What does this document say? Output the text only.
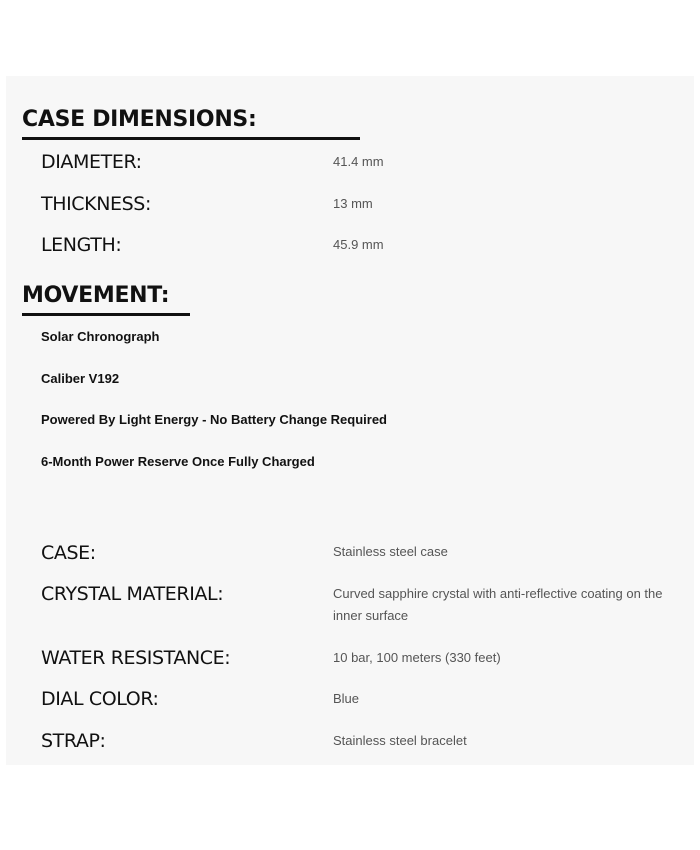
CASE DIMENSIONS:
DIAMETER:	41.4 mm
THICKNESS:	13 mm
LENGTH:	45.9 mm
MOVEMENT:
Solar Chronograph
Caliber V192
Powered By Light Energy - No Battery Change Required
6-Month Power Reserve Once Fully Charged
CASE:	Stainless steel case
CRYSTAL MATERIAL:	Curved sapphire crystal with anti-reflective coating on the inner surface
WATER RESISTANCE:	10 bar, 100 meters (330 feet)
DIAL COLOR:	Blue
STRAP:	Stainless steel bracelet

####################

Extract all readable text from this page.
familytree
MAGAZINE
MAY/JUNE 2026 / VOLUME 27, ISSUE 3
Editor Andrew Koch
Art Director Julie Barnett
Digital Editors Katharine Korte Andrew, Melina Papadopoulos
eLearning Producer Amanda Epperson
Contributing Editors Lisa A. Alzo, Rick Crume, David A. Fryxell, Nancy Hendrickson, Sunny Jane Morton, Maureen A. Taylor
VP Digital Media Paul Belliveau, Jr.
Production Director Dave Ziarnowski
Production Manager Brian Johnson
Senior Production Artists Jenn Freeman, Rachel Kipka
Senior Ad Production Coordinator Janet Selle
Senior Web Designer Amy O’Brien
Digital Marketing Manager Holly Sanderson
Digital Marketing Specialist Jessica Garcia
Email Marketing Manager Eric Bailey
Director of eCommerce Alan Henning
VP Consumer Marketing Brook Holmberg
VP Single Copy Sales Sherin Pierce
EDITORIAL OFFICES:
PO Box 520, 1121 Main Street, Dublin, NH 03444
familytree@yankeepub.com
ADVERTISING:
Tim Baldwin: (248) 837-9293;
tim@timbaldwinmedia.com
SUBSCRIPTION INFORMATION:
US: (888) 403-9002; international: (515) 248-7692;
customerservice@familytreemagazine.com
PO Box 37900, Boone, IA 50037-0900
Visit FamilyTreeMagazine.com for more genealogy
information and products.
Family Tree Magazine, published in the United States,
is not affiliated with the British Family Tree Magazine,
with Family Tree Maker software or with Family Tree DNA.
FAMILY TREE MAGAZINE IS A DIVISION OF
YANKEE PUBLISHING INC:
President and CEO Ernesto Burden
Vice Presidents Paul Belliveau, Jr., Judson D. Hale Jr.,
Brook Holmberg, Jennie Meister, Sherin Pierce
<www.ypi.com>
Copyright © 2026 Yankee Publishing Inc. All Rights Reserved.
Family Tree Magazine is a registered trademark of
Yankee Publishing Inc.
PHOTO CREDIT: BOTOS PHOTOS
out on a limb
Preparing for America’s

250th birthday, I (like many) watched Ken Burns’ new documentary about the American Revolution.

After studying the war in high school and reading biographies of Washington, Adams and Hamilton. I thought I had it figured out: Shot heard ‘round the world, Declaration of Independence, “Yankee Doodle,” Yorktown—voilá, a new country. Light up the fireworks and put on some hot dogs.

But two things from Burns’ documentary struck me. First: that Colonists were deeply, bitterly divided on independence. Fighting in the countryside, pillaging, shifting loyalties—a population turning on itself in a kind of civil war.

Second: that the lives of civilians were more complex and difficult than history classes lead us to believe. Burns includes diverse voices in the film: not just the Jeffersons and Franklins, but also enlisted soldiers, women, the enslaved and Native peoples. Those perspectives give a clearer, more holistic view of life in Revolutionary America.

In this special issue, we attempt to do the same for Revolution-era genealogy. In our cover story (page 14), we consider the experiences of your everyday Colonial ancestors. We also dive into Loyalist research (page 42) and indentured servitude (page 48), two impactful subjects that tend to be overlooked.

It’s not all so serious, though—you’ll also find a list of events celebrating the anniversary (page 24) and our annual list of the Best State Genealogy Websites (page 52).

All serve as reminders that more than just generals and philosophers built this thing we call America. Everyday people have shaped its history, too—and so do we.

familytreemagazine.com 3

####################

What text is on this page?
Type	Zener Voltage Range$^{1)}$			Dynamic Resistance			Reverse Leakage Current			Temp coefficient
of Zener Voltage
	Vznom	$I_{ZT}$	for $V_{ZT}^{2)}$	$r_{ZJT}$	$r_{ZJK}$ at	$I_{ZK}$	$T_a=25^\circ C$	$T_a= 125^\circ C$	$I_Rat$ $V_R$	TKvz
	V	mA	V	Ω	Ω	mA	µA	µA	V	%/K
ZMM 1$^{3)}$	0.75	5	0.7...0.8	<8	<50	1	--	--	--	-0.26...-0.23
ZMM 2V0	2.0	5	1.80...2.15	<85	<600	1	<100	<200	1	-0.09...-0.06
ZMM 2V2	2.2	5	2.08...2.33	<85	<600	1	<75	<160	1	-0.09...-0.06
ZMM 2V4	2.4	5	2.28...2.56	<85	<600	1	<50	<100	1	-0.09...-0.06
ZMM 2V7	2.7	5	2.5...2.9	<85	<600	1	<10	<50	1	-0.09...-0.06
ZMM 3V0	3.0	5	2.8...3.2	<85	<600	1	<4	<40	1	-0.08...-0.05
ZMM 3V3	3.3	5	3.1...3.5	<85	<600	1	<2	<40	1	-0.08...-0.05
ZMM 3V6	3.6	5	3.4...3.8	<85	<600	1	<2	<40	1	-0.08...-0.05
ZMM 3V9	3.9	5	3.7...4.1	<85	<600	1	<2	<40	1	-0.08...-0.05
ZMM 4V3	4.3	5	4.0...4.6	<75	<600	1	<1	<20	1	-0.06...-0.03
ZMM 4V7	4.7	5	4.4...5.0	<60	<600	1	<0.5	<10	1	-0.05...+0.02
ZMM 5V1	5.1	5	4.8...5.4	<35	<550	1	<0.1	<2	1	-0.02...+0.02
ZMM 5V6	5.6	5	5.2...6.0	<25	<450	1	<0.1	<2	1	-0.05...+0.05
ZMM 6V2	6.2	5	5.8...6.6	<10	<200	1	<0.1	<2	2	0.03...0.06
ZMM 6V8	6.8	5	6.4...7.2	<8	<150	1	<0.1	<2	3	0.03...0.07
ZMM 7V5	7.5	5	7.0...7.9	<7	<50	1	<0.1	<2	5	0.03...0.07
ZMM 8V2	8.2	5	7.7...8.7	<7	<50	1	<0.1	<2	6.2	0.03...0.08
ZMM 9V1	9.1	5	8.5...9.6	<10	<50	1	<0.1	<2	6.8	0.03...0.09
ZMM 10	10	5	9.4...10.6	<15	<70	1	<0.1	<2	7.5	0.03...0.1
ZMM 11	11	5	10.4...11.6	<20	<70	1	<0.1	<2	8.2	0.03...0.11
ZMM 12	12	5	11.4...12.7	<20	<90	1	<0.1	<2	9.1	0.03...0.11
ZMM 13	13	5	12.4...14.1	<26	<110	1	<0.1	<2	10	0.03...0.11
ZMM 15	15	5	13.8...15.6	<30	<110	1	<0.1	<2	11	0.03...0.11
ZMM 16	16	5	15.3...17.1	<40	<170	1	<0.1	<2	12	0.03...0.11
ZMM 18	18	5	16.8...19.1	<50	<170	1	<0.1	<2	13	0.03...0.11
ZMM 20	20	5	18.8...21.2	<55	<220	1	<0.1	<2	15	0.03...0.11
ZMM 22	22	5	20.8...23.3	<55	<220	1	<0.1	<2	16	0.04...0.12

####################

#### Request:
Return all lines of the material above in which the word "page" occurs.

#### Solution for this task:
Extract all readable text from this page.
In this special issue, we attempt to do the same for Revolution-era genealogy. In our cover story (page 14), we consider the experiences of your everyday Colonial ancestors. We also dive into Loyalist research (page 42) and indentured servitude (page 48), two impactful subjects that tend to be overlooked.
It’s not all so serious, though—you’ll also find a list of events celebrating the anniversary (page 24) and our annual list of the Best State Genealogy Websites (page 52).
What text is on this page?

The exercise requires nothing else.